Each line that holds the word "Clock" counts once; give the total for the records below and nothing else.

[Stored data entries]

===

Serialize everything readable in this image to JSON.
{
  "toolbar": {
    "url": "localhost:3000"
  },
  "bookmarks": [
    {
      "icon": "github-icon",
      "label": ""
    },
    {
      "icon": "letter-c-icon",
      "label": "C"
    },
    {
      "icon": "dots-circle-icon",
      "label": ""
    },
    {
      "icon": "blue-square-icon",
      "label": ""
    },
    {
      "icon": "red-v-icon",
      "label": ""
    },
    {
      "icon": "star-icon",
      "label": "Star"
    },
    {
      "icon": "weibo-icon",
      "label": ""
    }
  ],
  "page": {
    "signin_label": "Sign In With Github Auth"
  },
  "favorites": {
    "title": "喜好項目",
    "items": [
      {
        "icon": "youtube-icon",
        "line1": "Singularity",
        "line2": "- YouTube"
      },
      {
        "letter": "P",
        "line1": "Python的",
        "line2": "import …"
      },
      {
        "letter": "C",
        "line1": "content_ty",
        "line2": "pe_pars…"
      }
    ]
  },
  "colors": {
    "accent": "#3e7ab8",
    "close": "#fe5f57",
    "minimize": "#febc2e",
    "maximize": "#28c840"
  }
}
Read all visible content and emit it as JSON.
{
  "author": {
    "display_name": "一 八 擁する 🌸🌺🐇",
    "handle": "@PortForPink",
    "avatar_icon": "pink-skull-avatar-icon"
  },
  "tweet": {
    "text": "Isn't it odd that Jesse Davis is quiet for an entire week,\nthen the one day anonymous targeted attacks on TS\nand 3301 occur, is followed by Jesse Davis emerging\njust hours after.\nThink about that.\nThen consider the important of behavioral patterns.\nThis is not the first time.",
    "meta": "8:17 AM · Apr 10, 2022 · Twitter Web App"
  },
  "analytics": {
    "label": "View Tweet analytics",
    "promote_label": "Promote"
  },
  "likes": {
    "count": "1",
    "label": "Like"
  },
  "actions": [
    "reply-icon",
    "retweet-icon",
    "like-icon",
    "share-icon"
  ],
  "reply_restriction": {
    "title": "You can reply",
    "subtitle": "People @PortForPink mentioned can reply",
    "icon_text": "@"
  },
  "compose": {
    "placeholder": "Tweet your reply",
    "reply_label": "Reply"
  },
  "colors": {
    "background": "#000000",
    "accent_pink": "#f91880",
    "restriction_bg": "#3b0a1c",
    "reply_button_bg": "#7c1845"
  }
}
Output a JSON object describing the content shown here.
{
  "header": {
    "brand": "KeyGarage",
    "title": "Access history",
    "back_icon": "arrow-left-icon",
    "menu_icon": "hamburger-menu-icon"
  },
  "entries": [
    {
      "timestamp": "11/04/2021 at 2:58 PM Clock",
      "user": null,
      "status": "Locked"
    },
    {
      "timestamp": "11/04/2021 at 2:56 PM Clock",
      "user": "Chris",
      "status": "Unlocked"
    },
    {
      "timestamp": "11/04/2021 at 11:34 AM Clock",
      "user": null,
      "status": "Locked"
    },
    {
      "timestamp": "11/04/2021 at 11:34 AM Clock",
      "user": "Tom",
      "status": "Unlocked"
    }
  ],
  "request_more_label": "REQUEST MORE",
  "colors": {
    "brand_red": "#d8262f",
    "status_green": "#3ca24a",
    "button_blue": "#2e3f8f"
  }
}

===

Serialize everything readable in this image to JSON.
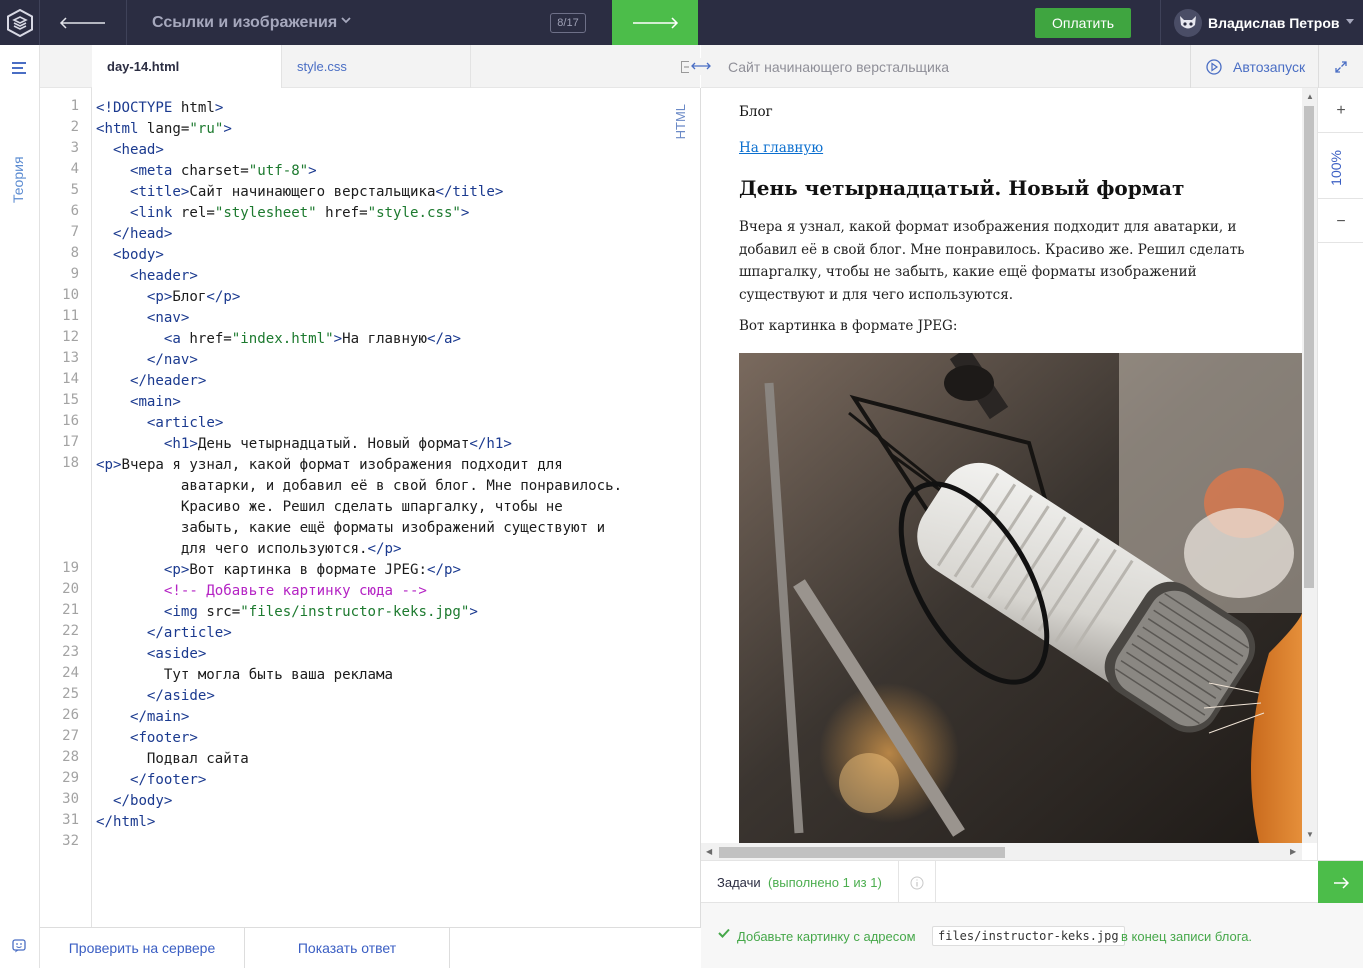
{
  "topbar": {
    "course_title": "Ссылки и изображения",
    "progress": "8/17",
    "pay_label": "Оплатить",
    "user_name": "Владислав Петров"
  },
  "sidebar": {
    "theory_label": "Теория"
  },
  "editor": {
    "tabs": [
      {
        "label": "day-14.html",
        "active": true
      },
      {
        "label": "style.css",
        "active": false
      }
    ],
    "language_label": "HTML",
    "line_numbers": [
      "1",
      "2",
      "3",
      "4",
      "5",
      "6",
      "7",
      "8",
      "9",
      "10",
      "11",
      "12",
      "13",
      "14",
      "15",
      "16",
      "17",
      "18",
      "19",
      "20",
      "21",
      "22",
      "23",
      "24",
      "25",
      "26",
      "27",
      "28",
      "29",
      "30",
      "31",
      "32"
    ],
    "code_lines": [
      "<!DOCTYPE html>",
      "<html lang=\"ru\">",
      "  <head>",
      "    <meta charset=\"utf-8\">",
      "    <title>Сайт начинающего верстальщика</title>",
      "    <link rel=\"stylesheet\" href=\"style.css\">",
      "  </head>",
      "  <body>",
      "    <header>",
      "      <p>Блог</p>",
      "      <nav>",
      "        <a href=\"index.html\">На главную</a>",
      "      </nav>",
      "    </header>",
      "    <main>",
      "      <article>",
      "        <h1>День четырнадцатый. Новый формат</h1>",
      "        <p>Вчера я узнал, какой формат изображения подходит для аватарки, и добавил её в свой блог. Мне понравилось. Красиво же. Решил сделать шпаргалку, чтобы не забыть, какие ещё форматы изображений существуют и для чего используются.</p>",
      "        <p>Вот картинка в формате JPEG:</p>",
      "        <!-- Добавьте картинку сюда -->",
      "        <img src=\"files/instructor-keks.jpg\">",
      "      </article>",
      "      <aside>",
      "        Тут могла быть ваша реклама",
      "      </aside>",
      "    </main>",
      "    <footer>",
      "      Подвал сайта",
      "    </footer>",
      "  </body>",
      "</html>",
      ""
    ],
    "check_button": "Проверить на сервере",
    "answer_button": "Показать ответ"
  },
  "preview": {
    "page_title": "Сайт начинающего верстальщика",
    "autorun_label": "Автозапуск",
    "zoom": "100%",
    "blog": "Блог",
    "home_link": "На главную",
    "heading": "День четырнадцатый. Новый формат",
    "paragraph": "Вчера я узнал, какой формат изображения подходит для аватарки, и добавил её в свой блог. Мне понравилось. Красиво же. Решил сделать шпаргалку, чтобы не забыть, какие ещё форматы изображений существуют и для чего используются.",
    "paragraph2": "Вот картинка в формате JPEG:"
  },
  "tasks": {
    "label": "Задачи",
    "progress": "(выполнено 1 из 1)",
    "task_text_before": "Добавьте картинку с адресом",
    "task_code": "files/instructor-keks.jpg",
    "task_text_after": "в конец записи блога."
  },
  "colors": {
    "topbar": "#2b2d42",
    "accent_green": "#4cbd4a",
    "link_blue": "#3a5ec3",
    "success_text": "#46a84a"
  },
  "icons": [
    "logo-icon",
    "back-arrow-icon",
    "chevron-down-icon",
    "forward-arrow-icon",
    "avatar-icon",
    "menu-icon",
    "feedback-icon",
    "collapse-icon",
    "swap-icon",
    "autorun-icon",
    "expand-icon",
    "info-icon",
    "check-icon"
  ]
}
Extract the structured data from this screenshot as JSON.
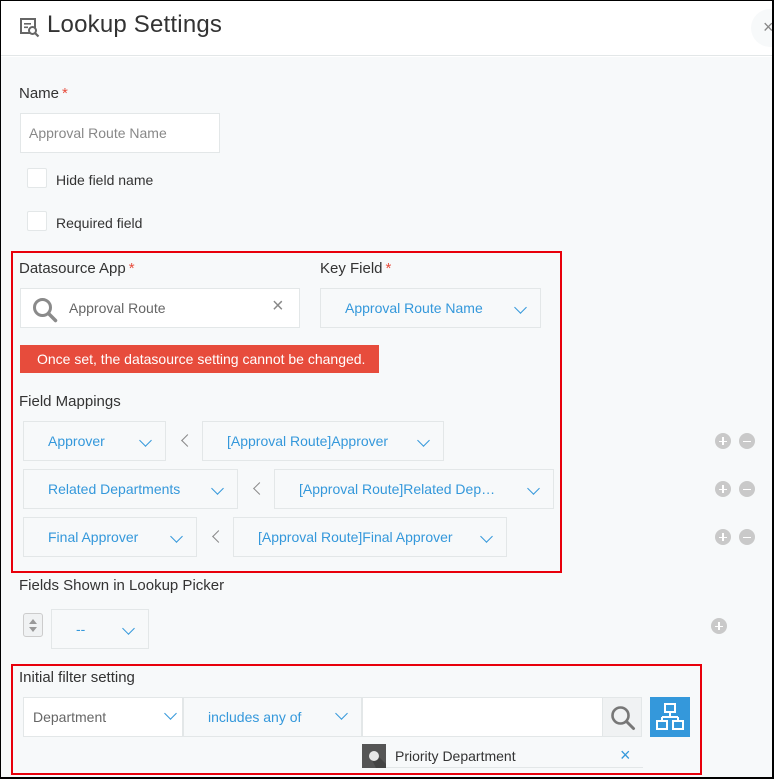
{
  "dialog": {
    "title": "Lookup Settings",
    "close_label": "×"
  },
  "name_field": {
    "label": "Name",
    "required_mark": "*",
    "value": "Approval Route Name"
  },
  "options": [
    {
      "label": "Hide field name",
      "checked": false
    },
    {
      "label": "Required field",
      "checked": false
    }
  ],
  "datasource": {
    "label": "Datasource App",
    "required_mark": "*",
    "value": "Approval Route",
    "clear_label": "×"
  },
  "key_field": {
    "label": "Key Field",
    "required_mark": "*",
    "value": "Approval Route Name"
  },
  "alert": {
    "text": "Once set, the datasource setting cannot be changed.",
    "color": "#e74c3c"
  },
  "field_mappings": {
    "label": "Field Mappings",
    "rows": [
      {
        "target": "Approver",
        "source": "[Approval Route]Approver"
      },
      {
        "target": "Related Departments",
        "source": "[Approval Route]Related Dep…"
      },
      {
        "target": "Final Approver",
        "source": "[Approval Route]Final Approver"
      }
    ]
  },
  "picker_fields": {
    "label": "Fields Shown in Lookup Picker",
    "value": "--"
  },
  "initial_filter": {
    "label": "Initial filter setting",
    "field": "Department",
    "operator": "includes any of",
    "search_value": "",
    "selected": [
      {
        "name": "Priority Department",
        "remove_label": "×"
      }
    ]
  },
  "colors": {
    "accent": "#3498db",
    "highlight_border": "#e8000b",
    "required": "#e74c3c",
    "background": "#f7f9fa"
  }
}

===

#### [Exercise response]
4